**The request:** Take the entries below and reproduce them word for word.
◇ ◇ ◇ ◇
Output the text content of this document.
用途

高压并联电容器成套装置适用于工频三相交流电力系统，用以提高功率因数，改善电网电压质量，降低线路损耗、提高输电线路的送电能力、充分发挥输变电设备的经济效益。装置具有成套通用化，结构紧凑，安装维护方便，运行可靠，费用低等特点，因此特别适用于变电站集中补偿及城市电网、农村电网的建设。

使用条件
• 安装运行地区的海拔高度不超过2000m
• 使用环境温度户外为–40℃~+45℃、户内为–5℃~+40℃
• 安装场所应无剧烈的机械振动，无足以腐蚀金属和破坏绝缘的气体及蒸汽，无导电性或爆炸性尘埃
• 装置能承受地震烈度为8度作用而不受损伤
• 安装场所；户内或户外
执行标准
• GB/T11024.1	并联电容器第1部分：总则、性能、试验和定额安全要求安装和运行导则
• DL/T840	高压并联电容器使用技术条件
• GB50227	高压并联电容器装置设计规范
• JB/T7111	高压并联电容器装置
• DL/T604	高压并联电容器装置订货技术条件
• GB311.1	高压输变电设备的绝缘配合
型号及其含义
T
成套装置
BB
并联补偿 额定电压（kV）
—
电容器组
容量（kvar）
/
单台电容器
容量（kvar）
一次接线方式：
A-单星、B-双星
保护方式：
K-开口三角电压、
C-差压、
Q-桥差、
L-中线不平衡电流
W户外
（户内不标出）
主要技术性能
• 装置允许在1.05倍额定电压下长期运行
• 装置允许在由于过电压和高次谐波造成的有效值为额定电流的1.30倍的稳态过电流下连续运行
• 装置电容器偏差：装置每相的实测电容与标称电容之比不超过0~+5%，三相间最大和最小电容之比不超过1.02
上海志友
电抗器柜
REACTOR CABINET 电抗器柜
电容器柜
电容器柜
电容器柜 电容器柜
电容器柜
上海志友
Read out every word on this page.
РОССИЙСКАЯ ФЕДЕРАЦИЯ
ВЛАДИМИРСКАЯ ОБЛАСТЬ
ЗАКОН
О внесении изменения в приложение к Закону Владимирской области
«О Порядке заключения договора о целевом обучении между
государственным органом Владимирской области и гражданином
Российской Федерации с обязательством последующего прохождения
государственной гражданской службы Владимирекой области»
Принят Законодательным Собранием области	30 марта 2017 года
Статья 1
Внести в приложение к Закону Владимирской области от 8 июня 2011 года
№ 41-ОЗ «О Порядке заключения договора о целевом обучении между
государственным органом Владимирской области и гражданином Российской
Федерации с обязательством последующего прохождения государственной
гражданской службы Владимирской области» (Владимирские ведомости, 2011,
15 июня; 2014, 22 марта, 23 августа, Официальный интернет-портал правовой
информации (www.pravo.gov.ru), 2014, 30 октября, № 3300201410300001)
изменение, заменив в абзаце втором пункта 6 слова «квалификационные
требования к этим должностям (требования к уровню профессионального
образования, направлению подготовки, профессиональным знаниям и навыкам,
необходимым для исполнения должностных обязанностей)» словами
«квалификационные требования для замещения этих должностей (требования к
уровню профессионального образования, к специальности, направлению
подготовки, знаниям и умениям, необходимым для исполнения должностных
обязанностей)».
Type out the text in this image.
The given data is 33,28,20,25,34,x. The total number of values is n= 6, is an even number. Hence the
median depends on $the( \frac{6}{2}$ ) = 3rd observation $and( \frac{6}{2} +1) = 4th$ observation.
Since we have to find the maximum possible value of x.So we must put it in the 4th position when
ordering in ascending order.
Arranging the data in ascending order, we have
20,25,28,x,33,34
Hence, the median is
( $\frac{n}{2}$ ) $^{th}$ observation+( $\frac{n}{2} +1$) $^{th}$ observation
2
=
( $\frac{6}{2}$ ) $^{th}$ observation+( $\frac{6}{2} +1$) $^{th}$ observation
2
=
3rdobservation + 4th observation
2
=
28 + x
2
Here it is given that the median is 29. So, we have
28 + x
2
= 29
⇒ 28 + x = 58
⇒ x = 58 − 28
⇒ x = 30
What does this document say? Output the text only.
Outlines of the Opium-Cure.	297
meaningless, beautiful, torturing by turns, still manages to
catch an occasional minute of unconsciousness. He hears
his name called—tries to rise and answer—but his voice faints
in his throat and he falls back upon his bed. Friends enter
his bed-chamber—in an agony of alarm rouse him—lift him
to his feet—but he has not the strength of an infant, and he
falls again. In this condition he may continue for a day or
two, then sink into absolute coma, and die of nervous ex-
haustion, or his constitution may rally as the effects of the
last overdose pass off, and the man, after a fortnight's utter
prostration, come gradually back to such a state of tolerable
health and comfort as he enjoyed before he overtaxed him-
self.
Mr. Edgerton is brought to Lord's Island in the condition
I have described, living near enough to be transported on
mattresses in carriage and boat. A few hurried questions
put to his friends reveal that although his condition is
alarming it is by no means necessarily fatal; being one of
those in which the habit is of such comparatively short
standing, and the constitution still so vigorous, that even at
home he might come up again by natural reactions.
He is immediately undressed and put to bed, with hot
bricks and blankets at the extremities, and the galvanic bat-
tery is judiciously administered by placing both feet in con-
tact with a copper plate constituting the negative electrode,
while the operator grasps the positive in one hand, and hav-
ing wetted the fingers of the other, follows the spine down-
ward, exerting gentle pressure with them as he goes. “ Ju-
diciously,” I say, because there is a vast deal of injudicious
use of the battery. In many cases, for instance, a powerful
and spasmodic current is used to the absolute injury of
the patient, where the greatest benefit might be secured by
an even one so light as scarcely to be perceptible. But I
◇ ◇ ◇ ◇
**Exercise result:**
Output the text content of this document.
用途

高压并联电容器成套装置适用于工频三相交流电力系统，用以提高功率因数，改善电网电压质量，降低线路损耗、提高输电线路的送电能力、充分发挥输变电设备的经济效益。装置具有成套通用化，结构紧凑，安装维护方便，运行可靠，费用低等特点，因此特别适用于变电站集中补偿及城市电网、农村电网的建设。

使用条件
• 安装运行地区的海拔高度不超过2000m
• 使用环境温度户外为–40℃~+45℃、户内为–5℃~+40℃
• 安装场所应无剧烈的机械振动，无足以腐蚀金属和破坏绝缘的气体及蒸汽，无导电性或爆炸性尘埃
• 装置能承受地震烈度为8度作用而不受损伤
• 安装场所；户内或户外
执行标准
• GB/T11024.1	并联电容器第1部分：总则、性能、试验和定额安全要求安装和运行导则
• DL/T840	高压并联电容器使用技术条件
• GB50227	高压并联电容器装置设计规范
• JB/T7111	高压并联电容器装置
• DL/T604	高压并联电容器装置订货技术条件
• GB311.1	高压输变电设备的绝缘配合
型号及其含义
T
成套装置
BB
并联补偿 额定电压（kV）
—
电容器组
容量（kvar）
/
单台电容器
容量（kvar）
一次接线方式：
A-单星、B-双星
保护方式：
K-开口三角电压、
C-差压、
Q-桥差、
L-中线不平衡电流
W户外
（户内不标出）
主要技术性能
• 装置允许在1.05倍额定电压下长期运行
• 装置允许在由于过电压和高次谐波造成的有效值为额定电流的1.30倍的稳态过电流下连续运行
• 装置电容器偏差：装置每相的实测电容与标称电容之比不超过0~+5%，三相间最大和最小电容之比不超过1.02
上海志友
电抗器柜
REACTOR CABINET 电抗器柜
电容器柜
电容器柜
电容器柜 电容器柜
电容器柜
上海志友
Read out every word on this page.
РОССИЙСКАЯ ФЕДЕРАЦИЯ
ВЛАДИМИРСКАЯ ОБЛАСТЬ
ЗАКОН
О внесении изменения в приложение к Закону Владимирской области
«О Порядке заключения договора о целевом обучении между
государственным органом Владимирской области и гражданином
Российской Федерации с обязательством последующего прохождения
государственной гражданской службы Владимирекой области»
Принят Законодательным Собранием области	30 марта 2017 года
Статья 1
Внести в приложение к Закону Владимирской области от 8 июня 2011 года
№ 41-ОЗ «О Порядке заключения договора о целевом обучении между
государственным органом Владимирской области и гражданином Российской
Федерации с обязательством последующего прохождения государственной
гражданской службы Владимирской области» (Владимирские ведомости, 2011,
15 июня; 2014, 22 марта, 23 августа, Официальный интернет-портал правовой
информации (www.pravo.gov.ru), 2014, 30 октября, № 3300201410300001)
изменение, заменив в абзаце втором пункта 6 слова «квалификационные
требования к этим должностям (требования к уровню профессионального
образования, направлению подготовки, профессиональным знаниям и навыкам,
необходимым для исполнения должностных обязанностей)» словами
«квалификационные требования для замещения этих должностей (требования к
уровню профессионального образования, к специальности, направлению
подготовки, знаниям и умениям, необходимым для исполнения должностных
обязанностей)».
Type out the text in this image.
The given data is 33,28,20,25,34,x. The total number of values is n= 6, is an even number. Hence the
median depends on $the( \frac{6}{2}$ ) = 3rd observation $and( \frac{6}{2} +1) = 4th$ observation.
Since we have to find the maximum possible value of x.So we must put it in the 4th position when
ordering in ascending order.
Arranging the data in ascending order, we have
20,25,28,x,33,34
Hence, the median is
( $\frac{n}{2}$ ) $^{th}$ observation+( $\frac{n}{2} +1$) $^{th}$ observation
2
=
( $\frac{6}{2}$ ) $^{th}$ observation+( $\frac{6}{2} +1$) $^{th}$ observation
2
=
3rdobservation + 4th observation
2
=
28 + x
2
Here it is given that the median is 29. So, we have
28 + x
2
= 29
⇒ 28 + x = 58
⇒ x = 58 − 28
⇒ x = 30
What does this document say? Output the text only.
Outlines of the Opium-Cure.	297
meaningless, beautiful, torturing by turns, still manages to
catch an occasional minute of unconsciousness. He hears
his name called—tries to rise and answer—but his voice faints
in his throat and he falls back upon his bed. Friends enter
his bed-chamber—in an agony of alarm rouse him—lift him
to his feet—but he has not the strength of an infant, and he
falls again. In this condition he may continue for a day or
two, then sink into absolute coma, and die of nervous ex-
haustion, or his constitution may rally as the effects of the
last overdose pass off, and the man, after a fortnight's utter
prostration, come gradually back to such a state of tolerable
health and comfort as he enjoyed before he overtaxed him-
self.
Mr. Edgerton is brought to Lord's Island in the condition
I have described, living near enough to be transported on
mattresses in carriage and boat. A few hurried questions
put to his friends reveal that although his condition is
alarming it is by no means necessarily fatal; being one of
those in which the habit is of such comparatively short
standing, and the constitution still so vigorous, that even at
home he might come up again by natural reactions.
He is immediately undressed and put to bed, with hot
bricks and blankets at the extremities, and the galvanic bat-
tery is judiciously administered by placing both feet in con-
tact with a copper plate constituting the negative electrode,
while the operator grasps the positive in one hand, and hav-
ing wetted the fingers of the other, follows the spine down-
ward, exerting gentle pressure with them as he goes. “ Ju-
diciously,” I say, because there is a vast deal of injudicious
use of the battery. In many cases, for instance, a powerful
and spasmodic current is used to the absolute injury of
the patient, where the greatest benefit might be secured by
an even one so light as scarcely to be perceptible. But I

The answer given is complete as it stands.